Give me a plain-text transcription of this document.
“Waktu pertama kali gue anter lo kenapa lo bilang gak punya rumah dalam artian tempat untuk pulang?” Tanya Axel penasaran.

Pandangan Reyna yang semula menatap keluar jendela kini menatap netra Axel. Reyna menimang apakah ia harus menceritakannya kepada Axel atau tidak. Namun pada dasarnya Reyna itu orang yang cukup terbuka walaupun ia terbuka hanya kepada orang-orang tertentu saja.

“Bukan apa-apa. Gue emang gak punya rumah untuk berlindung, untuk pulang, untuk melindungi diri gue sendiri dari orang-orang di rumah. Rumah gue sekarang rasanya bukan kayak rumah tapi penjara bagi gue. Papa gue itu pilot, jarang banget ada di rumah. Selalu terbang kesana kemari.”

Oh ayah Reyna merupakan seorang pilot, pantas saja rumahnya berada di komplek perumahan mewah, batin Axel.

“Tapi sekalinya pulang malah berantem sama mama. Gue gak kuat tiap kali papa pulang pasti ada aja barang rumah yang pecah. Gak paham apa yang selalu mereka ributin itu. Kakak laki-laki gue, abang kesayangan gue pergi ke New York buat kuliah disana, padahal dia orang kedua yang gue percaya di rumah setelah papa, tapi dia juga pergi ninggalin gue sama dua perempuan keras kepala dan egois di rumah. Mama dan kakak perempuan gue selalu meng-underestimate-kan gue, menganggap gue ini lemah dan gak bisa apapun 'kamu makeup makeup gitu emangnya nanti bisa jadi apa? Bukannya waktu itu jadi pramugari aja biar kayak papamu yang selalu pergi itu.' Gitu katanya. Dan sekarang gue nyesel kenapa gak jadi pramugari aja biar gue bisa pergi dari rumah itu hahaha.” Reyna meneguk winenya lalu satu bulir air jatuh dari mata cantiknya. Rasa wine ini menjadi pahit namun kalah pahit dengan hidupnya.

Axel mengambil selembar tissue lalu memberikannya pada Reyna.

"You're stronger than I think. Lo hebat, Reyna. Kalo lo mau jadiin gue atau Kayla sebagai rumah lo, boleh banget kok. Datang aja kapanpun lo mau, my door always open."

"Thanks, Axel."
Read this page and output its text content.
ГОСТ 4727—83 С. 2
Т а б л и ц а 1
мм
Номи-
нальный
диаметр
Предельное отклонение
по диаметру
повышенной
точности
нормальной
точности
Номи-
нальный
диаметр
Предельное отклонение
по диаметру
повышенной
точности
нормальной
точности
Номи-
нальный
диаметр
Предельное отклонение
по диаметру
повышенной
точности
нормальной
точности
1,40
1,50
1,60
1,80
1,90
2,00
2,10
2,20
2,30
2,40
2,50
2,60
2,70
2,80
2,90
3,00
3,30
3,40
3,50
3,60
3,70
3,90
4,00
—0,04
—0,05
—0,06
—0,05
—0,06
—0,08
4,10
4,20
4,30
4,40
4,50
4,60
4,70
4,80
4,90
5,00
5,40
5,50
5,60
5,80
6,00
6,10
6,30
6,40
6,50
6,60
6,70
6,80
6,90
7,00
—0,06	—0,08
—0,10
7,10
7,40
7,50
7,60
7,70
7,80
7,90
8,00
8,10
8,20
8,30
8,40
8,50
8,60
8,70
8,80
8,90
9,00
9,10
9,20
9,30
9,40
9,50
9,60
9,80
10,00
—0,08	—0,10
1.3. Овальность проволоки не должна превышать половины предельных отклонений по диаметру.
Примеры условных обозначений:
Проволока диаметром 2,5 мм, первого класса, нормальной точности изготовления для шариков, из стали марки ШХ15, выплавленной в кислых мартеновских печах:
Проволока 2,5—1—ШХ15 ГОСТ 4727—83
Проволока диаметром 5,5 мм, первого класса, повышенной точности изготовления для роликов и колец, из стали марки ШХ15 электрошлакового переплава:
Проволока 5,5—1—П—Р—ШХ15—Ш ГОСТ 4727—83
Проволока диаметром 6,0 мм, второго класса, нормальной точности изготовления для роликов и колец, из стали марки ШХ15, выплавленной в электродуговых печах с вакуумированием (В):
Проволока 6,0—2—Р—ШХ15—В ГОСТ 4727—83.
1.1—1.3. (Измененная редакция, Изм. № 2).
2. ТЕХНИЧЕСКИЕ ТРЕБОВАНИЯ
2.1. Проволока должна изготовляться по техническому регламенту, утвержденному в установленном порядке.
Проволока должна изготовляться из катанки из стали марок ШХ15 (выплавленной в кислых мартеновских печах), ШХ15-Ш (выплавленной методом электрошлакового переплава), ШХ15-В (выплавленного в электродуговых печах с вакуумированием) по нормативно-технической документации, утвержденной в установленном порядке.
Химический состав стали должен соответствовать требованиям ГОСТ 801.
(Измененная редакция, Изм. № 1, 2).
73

_____

■ **Task description**
Every entry must be quoted exactly as it appears above.

■ **The reply**
Give me a plain-text transcription of this document.
“Waktu pertama kali gue anter lo kenapa lo bilang gak punya rumah dalam artian tempat untuk pulang?” Tanya Axel penasaran.

Pandangan Reyna yang semula menatap keluar jendela kini menatap netra Axel. Reyna menimang apakah ia harus menceritakannya kepada Axel atau tidak. Namun pada dasarnya Reyna itu orang yang cukup terbuka walaupun ia terbuka hanya kepada orang-orang tertentu saja.

“Bukan apa-apa. Gue emang gak punya rumah untuk berlindung, untuk pulang, untuk melindungi diri gue sendiri dari orang-orang di rumah. Rumah gue sekarang rasanya bukan kayak rumah tapi penjara bagi gue. Papa gue itu pilot, jarang banget ada di rumah. Selalu terbang kesana kemari.”

Oh ayah Reyna merupakan seorang pilot, pantas saja rumahnya berada di komplek perumahan mewah, batin Axel.

“Tapi sekalinya pulang malah berantem sama mama. Gue gak kuat tiap kali papa pulang pasti ada aja barang rumah yang pecah. Gak paham apa yang selalu mereka ributin itu. Kakak laki-laki gue, abang kesayangan gue pergi ke New York buat kuliah disana, padahal dia orang kedua yang gue percaya di rumah setelah papa, tapi dia juga pergi ninggalin gue sama dua perempuan keras kepala dan egois di rumah. Mama dan kakak perempuan gue selalu meng-underestimate-kan gue, menganggap gue ini lemah dan gak bisa apapun 'kamu makeup makeup gitu emangnya nanti bisa jadi apa? Bukannya waktu itu jadi pramugari aja biar kayak papamu yang selalu pergi itu.' Gitu katanya. Dan sekarang gue nyesel kenapa gak jadi pramugari aja biar gue bisa pergi dari rumah itu hahaha.” Reyna meneguk winenya lalu satu bulir air jatuh dari mata cantiknya. Rasa wine ini menjadi pahit namun kalah pahit dengan hidupnya.

Axel mengambil selembar tissue lalu memberikannya pada Reyna.

"You're stronger than I think. Lo hebat, Reyna. Kalo lo mau jadiin gue atau Kayla sebagai rumah lo, boleh banget kok. Datang aja kapanpun lo mau, my door always open."

"Thanks, Axel."
Read this page and output its text content.
ГОСТ 4727—83 С. 2
Т а б л и ц а 1
мм
Номи-
нальный
диаметр
Предельное отклонение
по диаметру
повышенной
точности
нормальной
точности
Номи-
нальный
диаметр
Предельное отклонение
по диаметру
повышенной
точности
нормальной
точности
Номи-
нальный
диаметр
Предельное отклонение
по диаметру
повышенной
точности
нормальной
точности
1,40
1,50
1,60
1,80
1,90
2,00
2,10
2,20
2,30
2,40
2,50
2,60
2,70
2,80
2,90
3,00
3,30
3,40
3,50
3,60
3,70
3,90
4,00
—0,04
—0,05
—0,06
—0,05
—0,06
—0,08
4,10
4,20
4,30
4,40
4,50
4,60
4,70
4,80
4,90
5,00
5,40
5,50
5,60
5,80
6,00
6,10
6,30
6,40
6,50
6,60
6,70
6,80
6,90
7,00
—0,06	—0,08
—0,10
7,10
7,40
7,50
7,60
7,70
7,80
7,90
8,00
8,10
8,20
8,30
8,40
8,50
8,60
8,70
8,80
8,90
9,00
9,10
9,20
9,30
9,40
9,50
9,60
9,80
10,00
—0,08	—0,10
1.3. Овальность проволоки не должна превышать половины предельных отклонений по диаметру.
Примеры условных обозначений:
Проволока диаметром 2,5 мм, первого класса, нормальной точности изготовления для шариков, из стали марки ШХ15, выплавленной в кислых мартеновских печах:
Проволока 2,5—1—ШХ15 ГОСТ 4727—83
Проволока диаметром 5,5 мм, первого класса, повышенной точности изготовления для роликов и колец, из стали марки ШХ15 электрошлакового переплава:
Проволока 5,5—1—П—Р—ШХ15—Ш ГОСТ 4727—83
Проволока диаметром 6,0 мм, второго класса, нормальной точности изготовления для роликов и колец, из стали марки ШХ15, выплавленной в электродуговых печах с вакуумированием (В):
Проволока 6,0—2—Р—ШХ15—В ГОСТ 4727—83.
1.1—1.3. (Измененная редакция, Изм. № 2).
2. ТЕХНИЧЕСКИЕ ТРЕБОВАНИЯ
2.1. Проволока должна изготовляться по техническому регламенту, утвержденному в установленном порядке.
Проволока должна изготовляться из катанки из стали марок ШХ15 (выплавленной в кислых мартеновских печах), ШХ15-Ш (выплавленной методом электрошлакового переплава), ШХ15-В (выплавленного в электродуговых печах с вакуумированием) по нормативно-технической документации, утвержденной в установленном порядке.
Химический состав стали должен соответствовать требованиям ГОСТ 801.
(Измененная редакция, Изм. № 1, 2).
73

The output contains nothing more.